- _WORK INSTRUCTIONS_
Check each line of the material. Copy those containing "القيمتين".

------------------------------------------------

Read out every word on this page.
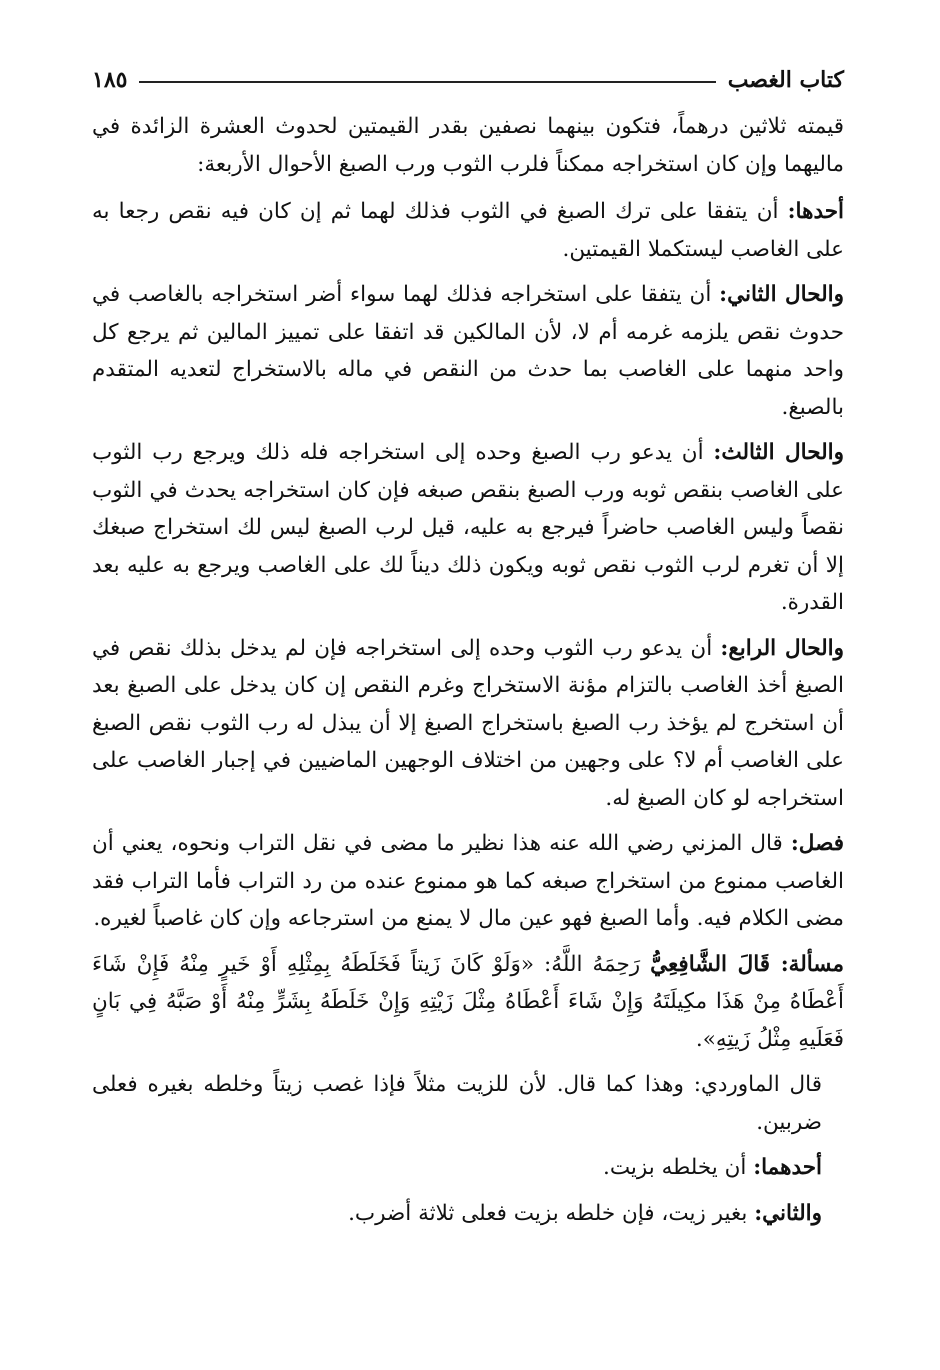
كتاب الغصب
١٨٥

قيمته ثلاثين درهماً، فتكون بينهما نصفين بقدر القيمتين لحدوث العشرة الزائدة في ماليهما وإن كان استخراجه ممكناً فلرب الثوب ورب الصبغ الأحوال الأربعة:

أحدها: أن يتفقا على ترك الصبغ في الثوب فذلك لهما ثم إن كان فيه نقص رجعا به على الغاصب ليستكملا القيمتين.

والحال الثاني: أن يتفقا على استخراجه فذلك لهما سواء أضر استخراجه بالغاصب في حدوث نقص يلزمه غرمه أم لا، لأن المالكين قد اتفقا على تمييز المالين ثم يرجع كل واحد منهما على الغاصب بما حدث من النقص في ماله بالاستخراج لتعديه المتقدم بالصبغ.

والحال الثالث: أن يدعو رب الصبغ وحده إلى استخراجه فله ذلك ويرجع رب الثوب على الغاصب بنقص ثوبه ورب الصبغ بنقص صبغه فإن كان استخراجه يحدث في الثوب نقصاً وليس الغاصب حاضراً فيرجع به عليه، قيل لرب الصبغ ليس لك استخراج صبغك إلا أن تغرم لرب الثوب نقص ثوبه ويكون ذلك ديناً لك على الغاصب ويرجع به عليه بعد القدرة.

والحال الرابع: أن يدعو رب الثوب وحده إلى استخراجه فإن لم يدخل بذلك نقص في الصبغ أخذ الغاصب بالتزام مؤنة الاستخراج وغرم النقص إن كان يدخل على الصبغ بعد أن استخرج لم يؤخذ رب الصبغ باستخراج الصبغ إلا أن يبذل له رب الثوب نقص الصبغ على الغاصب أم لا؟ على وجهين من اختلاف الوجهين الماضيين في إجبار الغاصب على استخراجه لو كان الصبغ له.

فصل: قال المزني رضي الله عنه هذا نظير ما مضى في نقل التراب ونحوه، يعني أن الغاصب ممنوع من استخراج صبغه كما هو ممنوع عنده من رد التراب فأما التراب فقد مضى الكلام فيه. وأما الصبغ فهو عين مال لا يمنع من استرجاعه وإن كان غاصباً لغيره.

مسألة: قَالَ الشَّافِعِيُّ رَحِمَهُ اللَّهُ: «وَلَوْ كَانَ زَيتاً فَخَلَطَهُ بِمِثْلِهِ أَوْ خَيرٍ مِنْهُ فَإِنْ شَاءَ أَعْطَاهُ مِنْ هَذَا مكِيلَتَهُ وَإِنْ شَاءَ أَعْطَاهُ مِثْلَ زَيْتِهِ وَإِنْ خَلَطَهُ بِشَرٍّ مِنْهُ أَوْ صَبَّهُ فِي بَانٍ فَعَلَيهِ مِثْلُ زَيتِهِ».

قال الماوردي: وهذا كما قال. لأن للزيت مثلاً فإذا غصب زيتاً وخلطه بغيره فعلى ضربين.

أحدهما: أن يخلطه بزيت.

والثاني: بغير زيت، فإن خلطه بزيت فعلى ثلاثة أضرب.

------------------------------------------------

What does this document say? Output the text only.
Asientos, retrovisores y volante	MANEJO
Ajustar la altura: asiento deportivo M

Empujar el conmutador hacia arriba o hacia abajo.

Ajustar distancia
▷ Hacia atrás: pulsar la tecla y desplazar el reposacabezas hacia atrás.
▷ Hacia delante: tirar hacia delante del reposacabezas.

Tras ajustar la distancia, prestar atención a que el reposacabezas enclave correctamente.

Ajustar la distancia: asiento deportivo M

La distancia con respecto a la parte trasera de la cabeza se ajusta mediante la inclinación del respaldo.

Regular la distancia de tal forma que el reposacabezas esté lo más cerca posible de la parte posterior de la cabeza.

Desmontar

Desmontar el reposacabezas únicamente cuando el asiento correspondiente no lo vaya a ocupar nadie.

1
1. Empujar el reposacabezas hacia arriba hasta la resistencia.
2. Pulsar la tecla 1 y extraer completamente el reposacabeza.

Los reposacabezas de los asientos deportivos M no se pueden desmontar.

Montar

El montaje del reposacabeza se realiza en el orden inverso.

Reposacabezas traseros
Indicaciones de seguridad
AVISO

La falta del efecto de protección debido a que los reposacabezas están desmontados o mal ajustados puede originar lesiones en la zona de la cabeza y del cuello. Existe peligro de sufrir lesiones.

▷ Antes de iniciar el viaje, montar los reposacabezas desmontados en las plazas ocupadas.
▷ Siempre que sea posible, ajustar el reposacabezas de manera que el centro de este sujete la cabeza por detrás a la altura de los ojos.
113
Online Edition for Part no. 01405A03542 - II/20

------------------------------------------------

- _ANSWER BELOW_
قيمته ثلاثين درهماً، فتكون بينهما نصفين بقدر القيمتين لحدوث العشرة الزائدة في ماليهما وإن كان استخراجه ممكناً فلرب الثوب ورب الصبغ الأحوال الأربعة:
أحدها: أن يتفقا على ترك الصبغ في الثوب فذلك لهما ثم إن كان فيه نقص رجعا به على الغاصب ليستكملا القيمتين.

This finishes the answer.